TASK INSTRUCTIONS: The data below is to be returned in full and exactly.

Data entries
-- begin --

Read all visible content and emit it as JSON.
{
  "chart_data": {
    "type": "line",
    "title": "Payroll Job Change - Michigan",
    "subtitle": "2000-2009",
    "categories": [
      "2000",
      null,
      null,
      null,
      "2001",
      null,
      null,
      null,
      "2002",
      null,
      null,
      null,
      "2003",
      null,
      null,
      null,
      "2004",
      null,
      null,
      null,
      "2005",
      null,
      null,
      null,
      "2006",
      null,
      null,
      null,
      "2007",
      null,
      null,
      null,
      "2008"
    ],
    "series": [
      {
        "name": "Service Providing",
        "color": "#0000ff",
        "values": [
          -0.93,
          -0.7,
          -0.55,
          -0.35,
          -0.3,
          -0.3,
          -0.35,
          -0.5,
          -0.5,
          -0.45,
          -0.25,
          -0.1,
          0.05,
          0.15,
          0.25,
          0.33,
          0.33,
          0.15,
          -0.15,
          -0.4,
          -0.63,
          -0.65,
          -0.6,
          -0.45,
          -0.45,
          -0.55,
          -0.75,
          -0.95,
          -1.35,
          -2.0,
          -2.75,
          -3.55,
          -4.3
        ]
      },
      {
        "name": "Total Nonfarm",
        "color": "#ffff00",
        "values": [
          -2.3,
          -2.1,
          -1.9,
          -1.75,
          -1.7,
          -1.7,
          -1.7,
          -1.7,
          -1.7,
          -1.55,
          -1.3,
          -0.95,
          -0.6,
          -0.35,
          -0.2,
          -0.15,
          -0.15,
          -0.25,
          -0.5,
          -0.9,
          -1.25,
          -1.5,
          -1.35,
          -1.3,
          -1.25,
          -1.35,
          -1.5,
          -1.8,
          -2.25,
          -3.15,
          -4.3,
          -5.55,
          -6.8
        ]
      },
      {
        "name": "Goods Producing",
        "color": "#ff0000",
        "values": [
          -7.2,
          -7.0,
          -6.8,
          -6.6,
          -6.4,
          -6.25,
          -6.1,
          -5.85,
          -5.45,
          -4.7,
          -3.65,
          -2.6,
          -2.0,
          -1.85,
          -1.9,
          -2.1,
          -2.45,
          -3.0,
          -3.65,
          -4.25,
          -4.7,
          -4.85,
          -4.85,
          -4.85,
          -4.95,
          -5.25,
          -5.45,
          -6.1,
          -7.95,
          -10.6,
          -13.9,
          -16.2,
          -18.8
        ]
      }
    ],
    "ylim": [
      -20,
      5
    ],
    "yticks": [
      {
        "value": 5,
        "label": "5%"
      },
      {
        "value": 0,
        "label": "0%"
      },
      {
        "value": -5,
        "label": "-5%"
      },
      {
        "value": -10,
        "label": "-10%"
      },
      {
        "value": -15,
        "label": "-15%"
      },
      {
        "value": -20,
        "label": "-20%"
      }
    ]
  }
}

-- end --

ANSWER TO THIS TASK:
Read all visible content and emit it as JSON.
{
  "chart_data": {
    "type": "line",
    "title": "Payroll Job Change - Michigan",
    "subtitle": "2000-2009",
    "categories": [
      "2000",
      null,
      null,
      null,
      "2001",
      null,
      null,
      null,
      "2002",
      null,
      null,
      null,
      "2003",
      null,
      null,
      null,
      "2004",
      null,
      null,
      null,
      "2005",
      null,
      null,
      null,
      "2006",
      null,
      null,
      null,
      "2007",
      null,
      null,
      null,
      "2008"
    ],
    "series": [
      {
        "name": "Service Providing",
        "color": "#0000ff",
        "values": [
          -0.93,
          -0.7,
          -0.55,
          -0.35,
          -0.3,
          -0.3,
          -0.35,
          -0.5,
          -0.5,
          -0.45,
          -0.25,
          -0.1,
          0.05,
          0.15,
          0.25,
          0.33,
          0.33,
          0.15,
          -0.15,
          -0.4,
          -0.63,
          -0.65,
          -0.6,
          -0.45,
          -0.45,
          -0.55,
          -0.75,
          -0.95,
          -1.35,
          -2.0,
          -2.75,
          -3.55,
          -4.3
        ]
      },
      {
        "name": "Total Nonfarm",
        "color": "#ffff00",
        "values": [
          -2.3,
          -2.1,
          -1.9,
          -1.75,
          -1.7,
          -1.7,
          -1.7,
          -1.7,
          -1.7,
          -1.55,
          -1.3,
          -0.95,
          -0.6,
          -0.35,
          -0.2,
          -0.15,
          -0.15,
          -0.25,
          -0.5,
          -0.9,
          -1.25,
          -1.5,
          -1.35,
          -1.3,
          -1.25,
          -1.35,
          -1.5,
          -1.8,
          -2.25,
          -3.15,
          -4.3,
          -5.55,
          -6.8
        ]
      },
      {
        "name": "Goods Producing",
        "color": "#ff0000",
        "values": [
          -7.2,
          -7.0,
          -6.8,
          -6.6,
          -6.4,
          -6.25,
          -6.1,
          -5.85,
          -5.45,
          -4.7,
          -3.65,
          -2.6,
          -2.0,
          -1.85,
          -1.9,
          -2.1,
          -2.45,
          -3.0,
          -3.65,
          -4.25,
          -4.7,
          -4.85,
          -4.85,
          -4.85,
          -4.95,
          -5.25,
          -5.45,
          -6.1,
          -7.95,
          -10.6,
          -13.9,
          -16.2,
          -18.8
        ]
      }
    ],
    "ylim": [
      -20,
      5
    ],
    "yticks": [
      {
        "value": 5,
        "label": "5%"
      },
      {
        "value": 0,
        "label": "0%"
      },
      {
        "value": -5,
        "label": "-5%"
      },
      {
        "value": -10,
        "label": "-10%"
      },
      {
        "value": -15,
        "label": "-15%"
      },
      {
        "value": -20,
        "label": "-20%"
      }
    ]
  }
}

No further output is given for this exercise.